Goal of the exercise
In the listing below, locate the lines that hold the string "отдельными". Copy those lines.

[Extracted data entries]
--

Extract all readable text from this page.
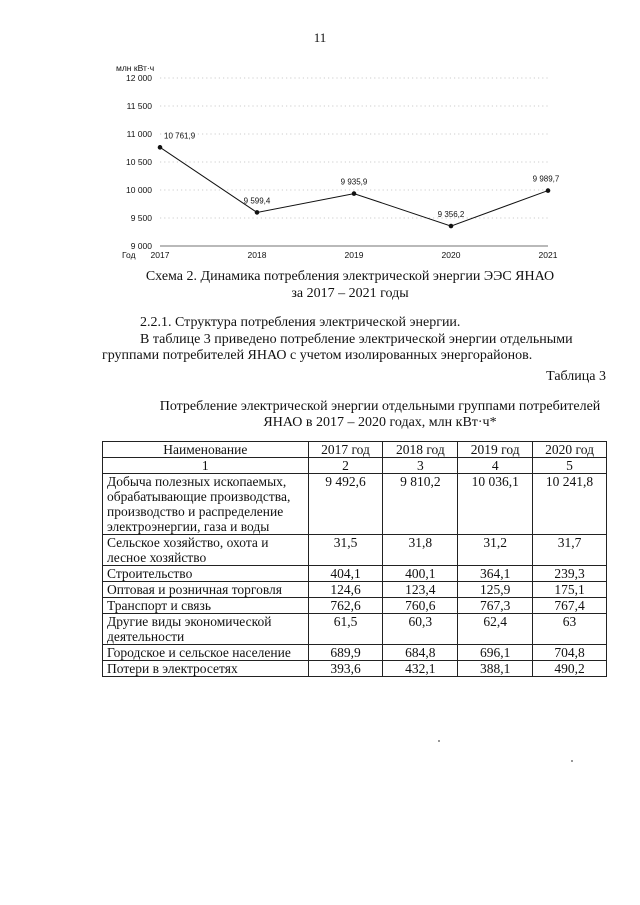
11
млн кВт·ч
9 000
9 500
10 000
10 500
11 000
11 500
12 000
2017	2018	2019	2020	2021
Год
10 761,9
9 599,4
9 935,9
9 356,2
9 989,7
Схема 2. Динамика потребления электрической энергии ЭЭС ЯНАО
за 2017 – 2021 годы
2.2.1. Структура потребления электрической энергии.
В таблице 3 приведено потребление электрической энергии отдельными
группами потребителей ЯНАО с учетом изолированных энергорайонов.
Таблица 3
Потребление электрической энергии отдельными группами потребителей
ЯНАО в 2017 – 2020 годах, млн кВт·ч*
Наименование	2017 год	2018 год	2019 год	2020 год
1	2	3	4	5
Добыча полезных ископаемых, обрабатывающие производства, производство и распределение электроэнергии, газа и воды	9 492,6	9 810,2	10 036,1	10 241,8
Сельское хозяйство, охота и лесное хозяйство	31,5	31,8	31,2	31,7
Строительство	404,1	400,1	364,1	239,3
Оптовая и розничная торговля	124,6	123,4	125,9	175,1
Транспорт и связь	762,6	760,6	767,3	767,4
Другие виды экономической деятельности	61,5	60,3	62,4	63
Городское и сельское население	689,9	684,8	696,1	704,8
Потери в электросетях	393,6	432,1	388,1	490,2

--

Final answer
В таблице 3 приведено потребление электрической энергии отдельными
Потребление электрической энергии отдельными группами потребителей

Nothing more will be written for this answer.